Exercise task — Search the material below for the string "языком" and extract each line that has it.

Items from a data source
--- start ---

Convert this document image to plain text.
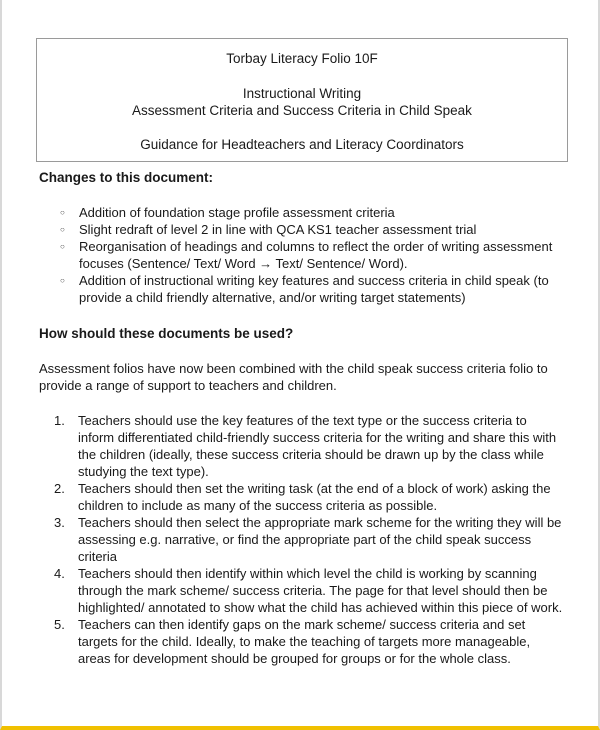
Torbay Literacy Folio 10F
Instructional Writing
Assessment Criteria and Success Criteria in Child Speak
Guidance for Headteachers and Literacy Coordinators
Changes to this document:
○ Addition of foundation stage profile assessment criteria
○ Slight redraft of level 2 in line with QCA KS1 teacher assessment trial
○ Reorganisation of headings and columns to reflect the order of writing assessment focuses (Sentence/ Text/ Word → Text/ Sentence/ Word).
○ Addition of instructional writing key features and success criteria in child speak (to provide a child friendly alternative, and/or writing target statements)
How should these documents be used?

Assessment folios have now been combined with the child speak success criteria folio to provide a range of support to teachers and children.

1. Teachers should use the key features of the text type or the success criteria to inform differentiated child-friendly success criteria for the writing and share this with the children (ideally, these success criteria should be drawn up by the class while studying the text type).
2. Teachers should then set the writing task (at the end of a block of work) asking the children to include as many of the success criteria as possible.
3. Teachers should then select the appropriate mark scheme for the writing they will be assessing e.g. narrative, or find the appropriate part of the child speak success criteria
4. Teachers should then identify within which level the child is working by scanning through the mark scheme/ success criteria. The page for that level should then be highlighted/ annotated to show what the child has achieved within this piece of work.
5. Teachers can then identify gaps on the mark scheme/ success criteria and set targets for the child. Ideally, to make the teaching of targets more manageable, areas for development should be grouped for groups or for the whole class.
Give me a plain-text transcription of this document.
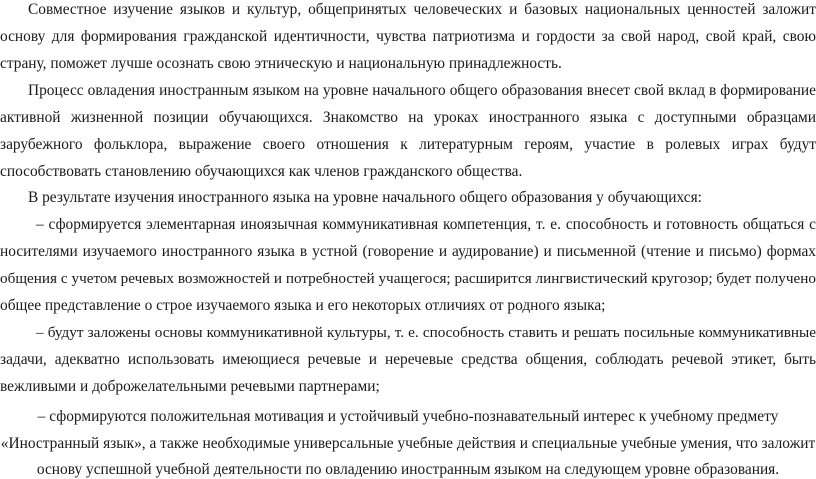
Совместное изучение языков и культур, общепринятых человеческих и базовых национальных ценностей заложит
основу для формирования гражданской идентичности, чувства патриотизма и гордости за свой народ, свой край, свою
страну, поможет лучше осознать свою этническую и национальную принадлежность.
Процесс овладения иностранным языком на уровне начального общего образования внесет свой вклад в формирование
активной жизненной позиции обучающихся. Знакомство на уроках иностранного языка с доступными образцами
зарубежного фольклора, выражение своего отношения к литературным героям, участие в ролевых играх будут
способствовать становлению обучающихся как членов гражданского общества.
В результате изучения иностранного языка на уровне начального общего образования у обучающихся:
– сформируется элементарная иноязычная коммуникативная компетенция, т. е. способность и готовность общаться с
носителями изучаемого иностранного языка в устной (говорение и аудирование) и письменной (чтение и письмо) формах
общения с учетом речевых возможностей и потребностей учащегося; расширится лингвистический кругозор; будет получено
общее представление о строе изучаемого языка и его некоторых отличиях от родного языка;
– будут заложены основы коммуникативной культуры, т. е. способность ставить и решать посильные коммуникативные
задачи, адекватно использовать имеющиеся речевые и неречевые средства общения, соблюдать речевой этикет, быть
вежливыми и доброжелательными речевыми партнерами;
– сформируются положительная мотивация и устойчивый учебно-познавательный интерес к учебному предмету
«Иностранный язык», а также необходимые универсальные учебные действия и специальные учебные умения, что заложит
основу успешной учебной деятельности по овладению иностранным языком на следующем уровне образования.
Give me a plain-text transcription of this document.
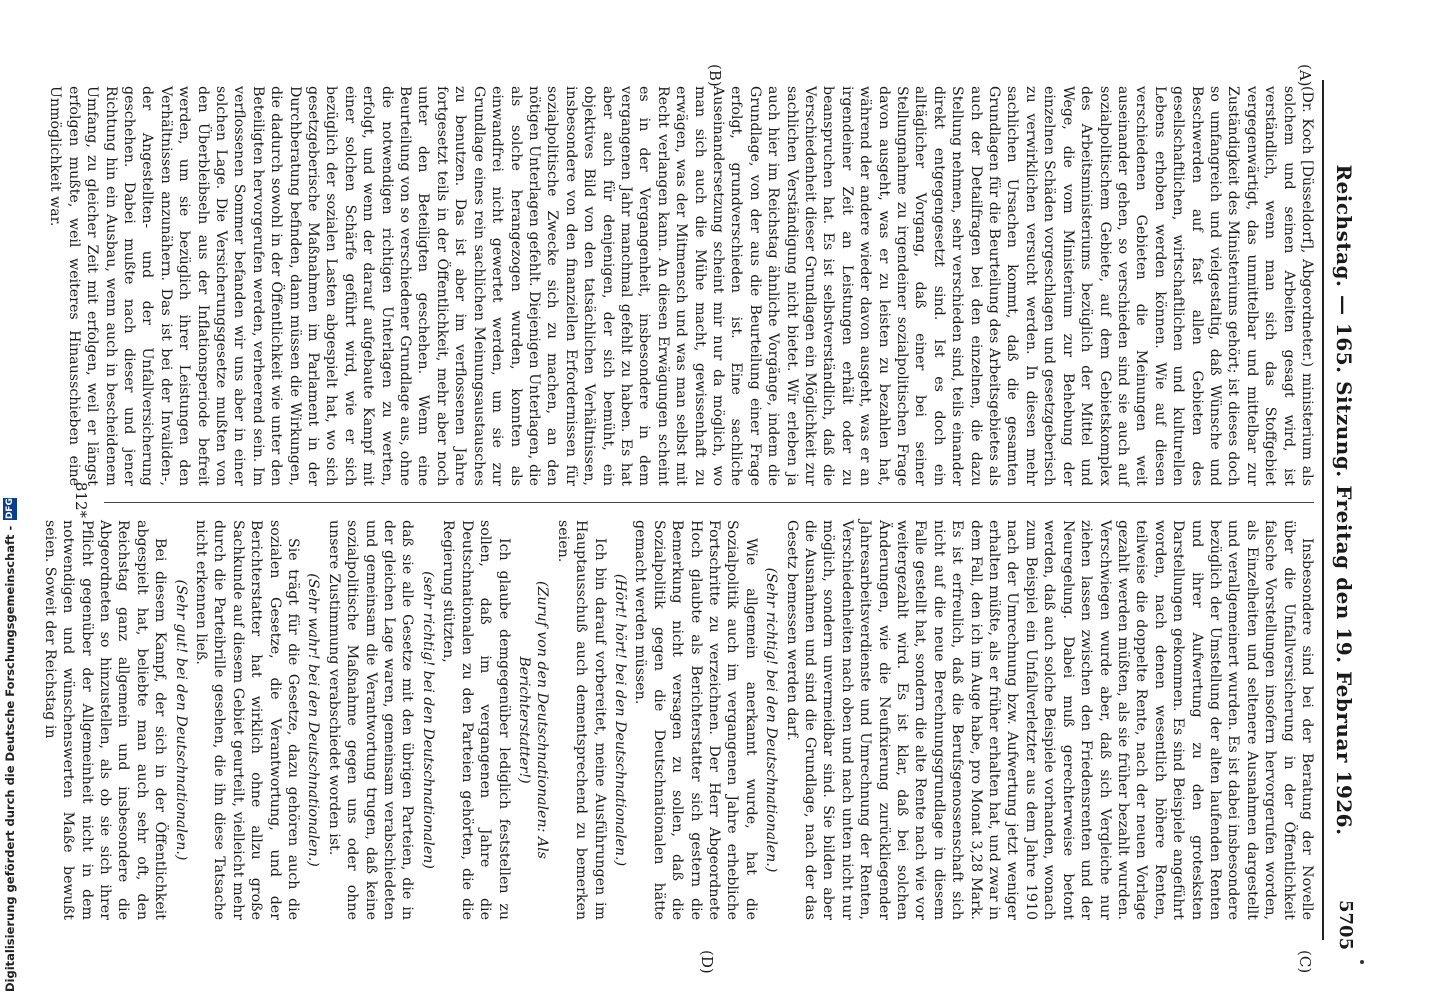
Reichstag. — 165. Sitzung. Freitag den 19. Februar 1926.
5705
(A)
(B)
(C)
(D)

(Dr. Koch [Düsseldorf], Abgeordneter.) ministerium als solchem und seinen Arbeiten gesagt wird, ist verständlich, wenn man sich das Stoffgebiet vergegenwärtigt, das unmittelbar und mittelbar zur Zuständigkeit des Ministeriums gehört; ist dieses doch so umfangreich und vielgestaltig, daß Wünsche und Beschwerden auf fast allen Gebieten des gesellschaftlichen, wirtschaftlichen und kulturellen Lebens erhoben werden können. Wie auf diesen verschiedenen Gebieten die Meinungen weit auseinander gehen, so verschieden sind sie auch auf sozialpolitischem Gebiete, auf dem Gebietskomplex des Arbeitsministeriums bezüglich der Mittel und Wege, die vom Ministerium zur Behebung der einzelnen Schäden vorgeschlagen und gesetzgeberisch zu verwirklichen versucht werden. In diesen mehr sachlichen Ursachen kommt, daß die gesamten Grundlagen für die Beurteilung des Arbeitsgebietes als auch der Detailfragen bei den einzelnen, die dazu Stellung nehmen, sehr verschieden sind, teils einander direkt entgegengesetzt sind. Ist es doch ein alltäglicher Vorgang, daß einer bei seiner Stellungnahme zu irgendeiner sozialpolitischen Frage davon ausgeht, was er zu leisten zu bezahlen hat, während der andere wieder davon ausgeht, was er an irgendeiner Zeit an Leistungen erhält oder zu beanspruchen hat. Es ist selbstverständlich, daß die Verschiedenheit dieser Grundlagen ein Möglichkeit zur sachlichen Verständigung nicht bietet. Wir erleben ja auch hier im Reichstag ähnliche Vorgänge, indem die Grundlage, von der aus die Beurteilung einer Frage erfolgt, grundverschieden ist. Eine sachliche Auseinandersetzung scheint mir nur da möglich, wo man sich auch die Mühe macht, gewissenhaft zu erwägen, was der Mitmensch und was man selbst mit Recht verlangen kann. An diesen Erwägungen scheint es in der Vergangenheit, insbesondere in dem vergangenen Jahr manchmal gefehlt zu haben. Es hat aber auch für denjenigen, der sich bemüht, ein objektives Bild von den tatsächlichen Verhältnissen, insbesondere von den finanziellen Erfordernissen für sozialpolitische Zwecke sich zu machen, an den nötigen Unterlagen gefehlt. Diejenigen Unterlagen, die als solche herangezogen wurden, konnten als einwandfrei nicht gewertet werden, um sie zur Grundlage eines rein sachlichen Meinungsaustausches zu benutzen. Das ist aber im verflossenen Jahre fortgesetzt teils in der Öffentlichkeit, mehr aber noch unter den Beteiligten geschehen. Wenn eine Beurteilung von so verschiedener Grundlage aus, ohne die notwendigen richtigen Unterlagen zu werten, erfolgt, und wenn der darauf aufgebaute Kampf mit einer solchen Schärfe geführt wird, wie er sich bezüglich der sozialen Lasten abgespielt hat, wo sich gesetzgeberische Maßnahmen im Parlament in der Durchberatung befinden, dann müssen die Wirkungen, die dadurch sowohl in der Öffentlichkeit wie unter den Beteiligten hervorgerufen werden, verheerend sein. Im verflossenen Sommer befanden wir uns aber in einer solchen Lage. Die Versicherungsgesetze mußten von den Überbleibseln aus der Inflationsperiode befreit werden, um sie bezüglich ihrer Leistungen den Verhältnissen anzunähern. Das ist bei der Invaliden-, der Angestellten- und der Unfallversicherung geschehen. Dabei mußte nach dieser und jener Richtung hin ein Ausbau, wenn auch in bescheidenem Umfang, zu gleicher Zeit mit erfolgen, weil er längst erfolgen mußte, weil weiteres Hinausschieben eine Unmöglichkeit war.

Insbesondere sind bei der Beratung der Novelle über die Unfallversicherung in der Öffentlichkeit falsche Vorstellungen insofern hervorgerufen worden, als Einzelheiten und seltenere Ausnahmen dargestellt und verallgemeinert wurden. Es ist dabei insbesondere bezüglich der Umstellung der alten laufenden Renten und ihrer Aufwertung zu den grotesksten Darstellungen gekommen. Es sind Beispiele angeführt worden, nach denen wesentlich höhere Renten, teilweise die doppelte Rente, nach der neuen Vorlage gezahlt werden müßten, als sie früher bezahlt wurden. Verschwiegen wurde aber, daß sich Vergleiche nur ziehen lassen zwischen den Friedensrenten und der Neuregelung. Dabei muß gerechterweise betont werden, daß auch solche Beispiele vorhanden, wonach zum Beispiel ein Unfallverletzter aus dem Jahre 1910 nach der Umrechnung bzw. Aufwertung jetzt weniger erhalten müßte, als er früher erhalten hat, und zwar in dem Fall, den ich im Auge habe, pro Monat 3,28 Mark. Es ist erfreulich, daß die Berufsgenossenschaft sich nicht auf die neue Berechnungsgrundlage in diesem Falle gestellt hat, sondern die alte Rente nach wie vor weitergezahlt wird. Es ist klar, daß bei solchen Änderungen, wie die Neufixierung zurückliegender Jahresarbeitsverdienste und Umrechnung der Renten, Verschiedenheiten nach oben und nach unten nicht nur möglich, sondern unvermeidbar sind. Sie bilden aber die Ausnahmen und sind die Grundlage, nach der das Gesetz bemessen werden darf.

(Sehr richtig! bei den Deutschnationalen.)

Wie allgemein anerkannt wurde, hat die Sozialpolitik auch im vergangenen Jahre erhebliche Fortschritte zu verzeichnen. Der Herr Abgeordnete Hoch glaubte als Berichterstatter sich gestern die Bemerkung nicht versagen zu sollen, daß die Sozialpolitik gegen die Deutschnationalen hätte gemacht werden müssen.

(Hört! hört! bei den Deutschnationalen.)

Ich bin darauf vorbereitet, meine Ausführungen im Hauptausschuß auch dementsprechend zu bemerken seien.

(Zuruf von den Deutschnationalen: Als Berichterstatter!)

Ich glaube demgegenüber lediglich feststellen zu sollen, daß im vergangenen Jahre die Deutschnationalen zu den Parteien gehörten, die die Regierung stützten,

(sehr richtig! bei den Deutschnationalen)

daß sie alle Gesetze mit den übrigen Parteien, die in der gleichen Lage waren, gemeinsam verabschiedeten und gemeinsam die Verantwortung trugen, daß keine sozialpolitische Maßnahme gegen uns oder ohne unsere Zustimmung verabschiedet worden ist.

(Sehr wahr! bei den Deutschnationalen.)

Sie trägt für die Gesetze, dazu gehören auch die sozialen Gesetze, die Verantwortung, und der Berichterstatter hat wirklich ohne allzu große Sachkunde auf diesem Gebiet geurteilt, vielleicht mehr durch die Parteibrille gesehen, die ihn diese Tatsache nicht erkennen ließ.

(Sehr gut! bei den Deutschnationalen.)

Bei diesem Kampf, der sich in der Öffentlichkeit abgespielt hat, beliebte man auch sehr oft, den Reichstag ganz allgemein und insbesondere die Abgeordneten so hinzustellen, als ob sie sich ihrer Pflicht gegenüber der Allgemeinheit nicht in dem notwendigen und wünschenswerten Maße bewußt seien. Soweit der Reichstag in

812*
Digitalisierung gefördert durch die Deutsche Forschungsgemeinschaft -
DFG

--- end ---

Response to this exercise —
Процесс овладения иностранным языком на уровне начального общего образования внесет свой вклад в формирование
основу успешной учебной деятельности по овладению иностранным языком на следующем уровне образования.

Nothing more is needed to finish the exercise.